WORK ORDER: Whenever a line in the data contains "Demam", show that line.

★ ★ ★ ★ ★

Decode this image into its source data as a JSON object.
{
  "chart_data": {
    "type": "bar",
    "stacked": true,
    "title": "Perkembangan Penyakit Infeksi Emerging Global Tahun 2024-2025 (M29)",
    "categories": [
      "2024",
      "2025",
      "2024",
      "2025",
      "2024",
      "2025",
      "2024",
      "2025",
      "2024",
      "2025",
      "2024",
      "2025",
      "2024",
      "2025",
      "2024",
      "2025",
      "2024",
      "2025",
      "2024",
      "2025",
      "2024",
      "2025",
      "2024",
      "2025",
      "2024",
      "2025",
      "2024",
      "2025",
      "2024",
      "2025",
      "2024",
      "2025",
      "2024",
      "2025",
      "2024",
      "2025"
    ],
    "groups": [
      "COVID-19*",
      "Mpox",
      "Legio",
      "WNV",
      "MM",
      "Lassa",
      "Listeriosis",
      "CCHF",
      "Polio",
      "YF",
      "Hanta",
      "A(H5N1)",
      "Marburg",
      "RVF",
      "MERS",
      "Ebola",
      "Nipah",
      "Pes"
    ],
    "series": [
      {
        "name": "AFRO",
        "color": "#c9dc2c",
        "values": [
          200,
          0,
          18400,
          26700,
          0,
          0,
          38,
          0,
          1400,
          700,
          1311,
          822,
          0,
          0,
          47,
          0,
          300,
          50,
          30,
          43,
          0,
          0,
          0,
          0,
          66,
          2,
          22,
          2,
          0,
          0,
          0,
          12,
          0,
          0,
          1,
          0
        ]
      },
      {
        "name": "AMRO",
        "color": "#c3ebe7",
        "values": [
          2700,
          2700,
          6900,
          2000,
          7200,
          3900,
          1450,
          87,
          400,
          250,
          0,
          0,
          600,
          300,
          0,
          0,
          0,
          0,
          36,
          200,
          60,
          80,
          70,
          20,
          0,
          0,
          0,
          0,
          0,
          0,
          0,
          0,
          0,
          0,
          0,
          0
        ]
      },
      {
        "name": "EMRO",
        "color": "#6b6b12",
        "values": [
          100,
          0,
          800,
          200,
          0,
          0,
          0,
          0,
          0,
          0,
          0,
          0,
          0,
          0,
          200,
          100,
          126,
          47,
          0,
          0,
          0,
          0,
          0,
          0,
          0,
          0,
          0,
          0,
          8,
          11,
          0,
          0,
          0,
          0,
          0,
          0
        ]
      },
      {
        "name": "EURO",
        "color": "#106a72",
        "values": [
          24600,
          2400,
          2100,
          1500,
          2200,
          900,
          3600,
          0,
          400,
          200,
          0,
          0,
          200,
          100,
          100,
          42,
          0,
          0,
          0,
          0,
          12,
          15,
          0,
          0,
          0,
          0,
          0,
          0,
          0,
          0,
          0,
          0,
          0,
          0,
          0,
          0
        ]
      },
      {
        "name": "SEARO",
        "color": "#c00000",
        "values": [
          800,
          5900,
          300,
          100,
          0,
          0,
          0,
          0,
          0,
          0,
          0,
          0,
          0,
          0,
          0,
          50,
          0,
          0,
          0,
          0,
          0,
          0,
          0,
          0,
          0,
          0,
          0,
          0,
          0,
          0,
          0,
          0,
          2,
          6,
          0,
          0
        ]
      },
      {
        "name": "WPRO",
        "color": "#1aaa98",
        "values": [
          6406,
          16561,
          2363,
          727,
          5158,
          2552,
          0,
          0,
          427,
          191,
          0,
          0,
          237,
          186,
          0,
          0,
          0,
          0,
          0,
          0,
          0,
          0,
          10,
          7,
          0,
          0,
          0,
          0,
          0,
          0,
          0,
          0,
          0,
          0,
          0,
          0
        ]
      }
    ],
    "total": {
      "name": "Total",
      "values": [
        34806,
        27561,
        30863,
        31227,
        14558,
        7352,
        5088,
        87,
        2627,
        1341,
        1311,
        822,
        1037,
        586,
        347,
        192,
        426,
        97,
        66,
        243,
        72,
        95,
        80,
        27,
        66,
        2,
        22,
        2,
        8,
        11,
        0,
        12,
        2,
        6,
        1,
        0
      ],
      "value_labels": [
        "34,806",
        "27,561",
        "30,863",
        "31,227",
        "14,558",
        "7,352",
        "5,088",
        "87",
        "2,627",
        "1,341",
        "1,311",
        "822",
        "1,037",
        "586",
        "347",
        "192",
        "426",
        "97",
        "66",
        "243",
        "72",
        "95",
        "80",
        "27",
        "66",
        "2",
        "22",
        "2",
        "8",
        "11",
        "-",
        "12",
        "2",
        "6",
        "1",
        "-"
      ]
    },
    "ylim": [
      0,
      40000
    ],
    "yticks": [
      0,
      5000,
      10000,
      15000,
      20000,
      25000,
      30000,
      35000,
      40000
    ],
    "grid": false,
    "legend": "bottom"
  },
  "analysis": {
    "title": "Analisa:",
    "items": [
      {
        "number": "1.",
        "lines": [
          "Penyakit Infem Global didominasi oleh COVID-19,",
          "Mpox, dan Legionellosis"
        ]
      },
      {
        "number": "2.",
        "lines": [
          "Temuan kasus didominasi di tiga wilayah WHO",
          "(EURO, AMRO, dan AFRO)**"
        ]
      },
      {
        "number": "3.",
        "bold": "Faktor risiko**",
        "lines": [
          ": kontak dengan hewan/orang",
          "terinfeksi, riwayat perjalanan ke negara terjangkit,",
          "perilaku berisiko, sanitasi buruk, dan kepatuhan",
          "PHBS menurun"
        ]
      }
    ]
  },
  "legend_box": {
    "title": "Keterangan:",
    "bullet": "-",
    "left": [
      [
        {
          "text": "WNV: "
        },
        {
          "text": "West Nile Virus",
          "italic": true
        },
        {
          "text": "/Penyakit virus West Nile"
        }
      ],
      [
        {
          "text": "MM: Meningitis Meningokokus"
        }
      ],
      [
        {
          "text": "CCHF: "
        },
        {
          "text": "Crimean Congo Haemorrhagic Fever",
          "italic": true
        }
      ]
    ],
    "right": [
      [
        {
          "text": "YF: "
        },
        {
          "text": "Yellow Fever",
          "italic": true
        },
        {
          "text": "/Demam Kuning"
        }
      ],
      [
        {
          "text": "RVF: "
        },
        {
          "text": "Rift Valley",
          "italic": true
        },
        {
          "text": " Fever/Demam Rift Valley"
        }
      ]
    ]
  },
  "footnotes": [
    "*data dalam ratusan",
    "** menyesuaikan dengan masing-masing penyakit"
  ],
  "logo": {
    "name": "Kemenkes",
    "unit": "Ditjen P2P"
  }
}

★ ★ ★ ★ ★

RESULT:
          "text": "/Demam Kuning"
          "text": " Fever/Demam Rift Valley"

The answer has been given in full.